_GOAL:_ Tell me how many lines hold "document", please, using only the number.

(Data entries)

────────────────────────────────────────

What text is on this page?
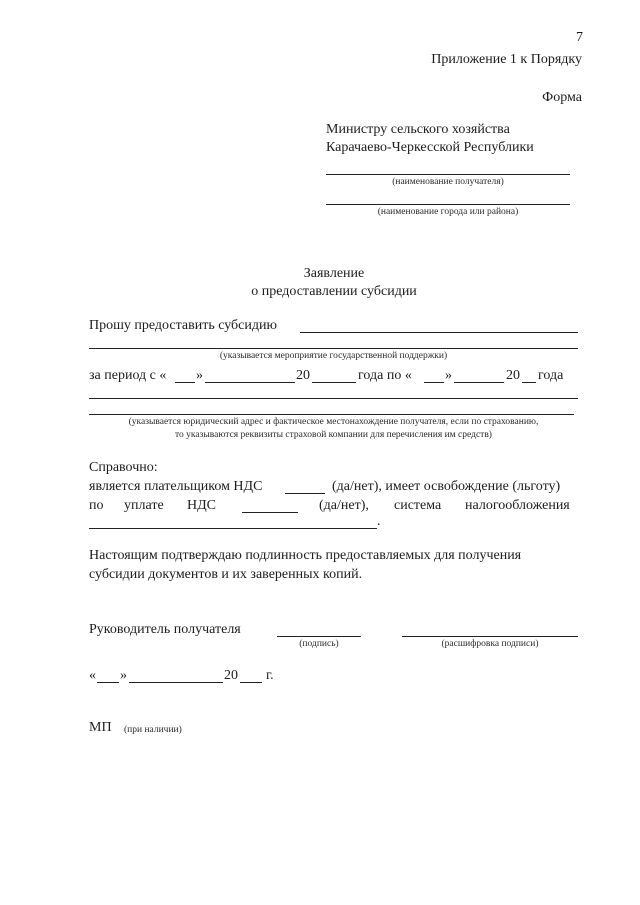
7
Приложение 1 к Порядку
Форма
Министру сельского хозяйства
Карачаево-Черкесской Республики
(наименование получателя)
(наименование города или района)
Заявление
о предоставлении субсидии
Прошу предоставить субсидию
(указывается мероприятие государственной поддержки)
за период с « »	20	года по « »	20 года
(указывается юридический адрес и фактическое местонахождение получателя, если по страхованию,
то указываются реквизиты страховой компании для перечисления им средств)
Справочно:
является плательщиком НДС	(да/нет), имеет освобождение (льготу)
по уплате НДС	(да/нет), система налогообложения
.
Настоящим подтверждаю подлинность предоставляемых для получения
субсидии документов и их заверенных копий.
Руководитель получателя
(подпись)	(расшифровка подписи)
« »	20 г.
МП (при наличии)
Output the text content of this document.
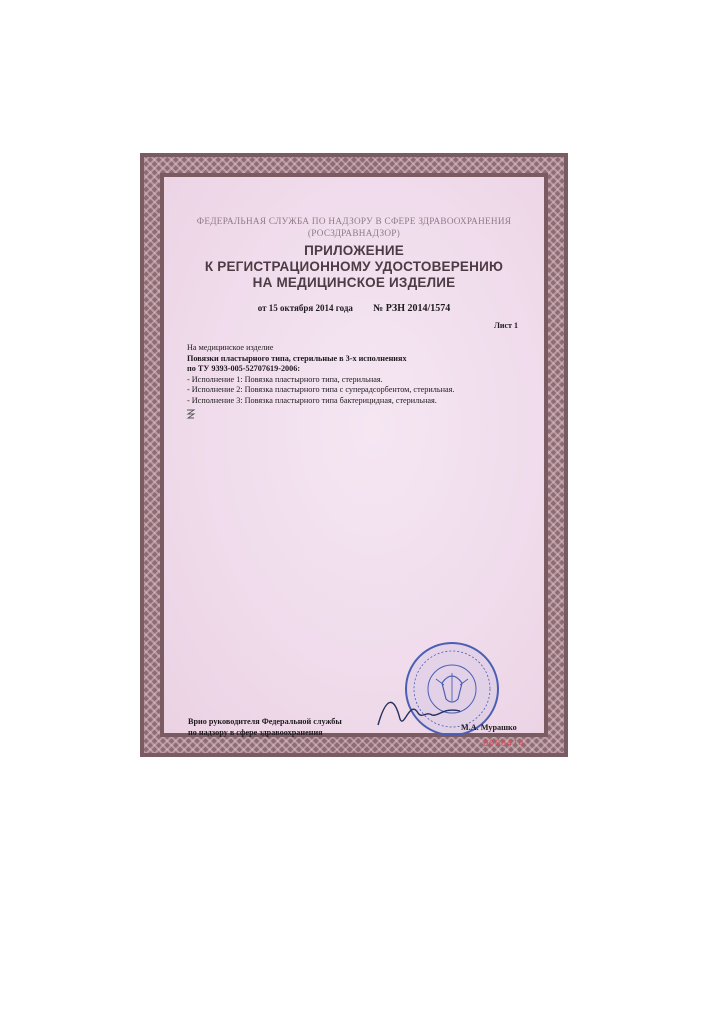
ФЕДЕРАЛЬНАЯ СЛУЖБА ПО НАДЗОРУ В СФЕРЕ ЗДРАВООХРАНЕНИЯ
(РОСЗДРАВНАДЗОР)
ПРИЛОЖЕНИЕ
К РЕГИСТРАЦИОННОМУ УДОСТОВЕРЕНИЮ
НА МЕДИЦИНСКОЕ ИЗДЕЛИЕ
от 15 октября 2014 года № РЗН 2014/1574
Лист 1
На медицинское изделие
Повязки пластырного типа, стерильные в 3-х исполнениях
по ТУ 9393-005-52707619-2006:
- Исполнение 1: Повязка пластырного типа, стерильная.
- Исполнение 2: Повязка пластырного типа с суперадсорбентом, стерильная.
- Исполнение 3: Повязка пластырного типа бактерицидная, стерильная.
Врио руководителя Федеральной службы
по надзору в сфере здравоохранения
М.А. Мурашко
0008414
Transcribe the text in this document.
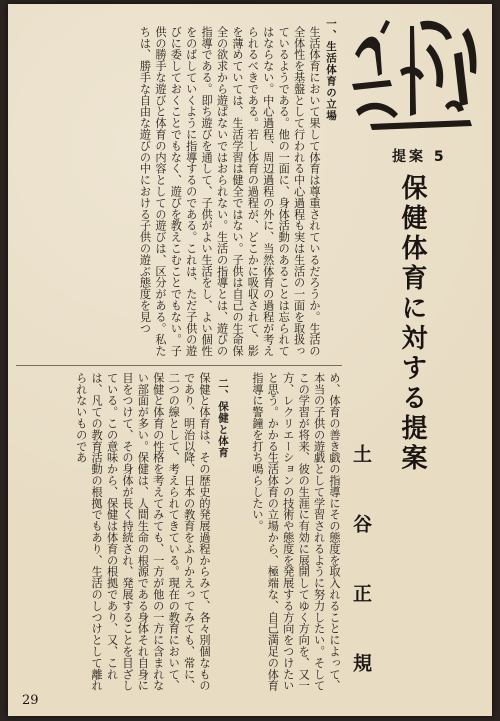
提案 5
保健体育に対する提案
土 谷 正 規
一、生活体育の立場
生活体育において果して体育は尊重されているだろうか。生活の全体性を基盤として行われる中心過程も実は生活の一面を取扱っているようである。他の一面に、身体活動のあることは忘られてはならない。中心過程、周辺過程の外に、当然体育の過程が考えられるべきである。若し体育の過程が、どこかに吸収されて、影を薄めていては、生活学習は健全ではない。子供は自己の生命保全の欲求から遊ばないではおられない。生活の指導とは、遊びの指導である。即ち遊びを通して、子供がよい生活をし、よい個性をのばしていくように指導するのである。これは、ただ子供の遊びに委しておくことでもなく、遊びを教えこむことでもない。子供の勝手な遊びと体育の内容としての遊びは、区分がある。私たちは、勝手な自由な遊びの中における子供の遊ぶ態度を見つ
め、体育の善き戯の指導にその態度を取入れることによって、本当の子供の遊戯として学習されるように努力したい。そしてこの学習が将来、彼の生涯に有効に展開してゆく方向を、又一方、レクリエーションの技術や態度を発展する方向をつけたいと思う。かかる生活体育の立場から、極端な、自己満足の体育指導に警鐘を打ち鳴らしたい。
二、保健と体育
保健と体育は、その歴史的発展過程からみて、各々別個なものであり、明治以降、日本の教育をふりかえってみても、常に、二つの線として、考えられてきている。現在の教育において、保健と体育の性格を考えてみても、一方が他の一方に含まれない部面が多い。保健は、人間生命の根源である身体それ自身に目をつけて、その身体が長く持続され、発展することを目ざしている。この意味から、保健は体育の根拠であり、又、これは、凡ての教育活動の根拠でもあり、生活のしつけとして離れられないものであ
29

────────────────────────────────────────

_WRITTEN ANSWER:_ 2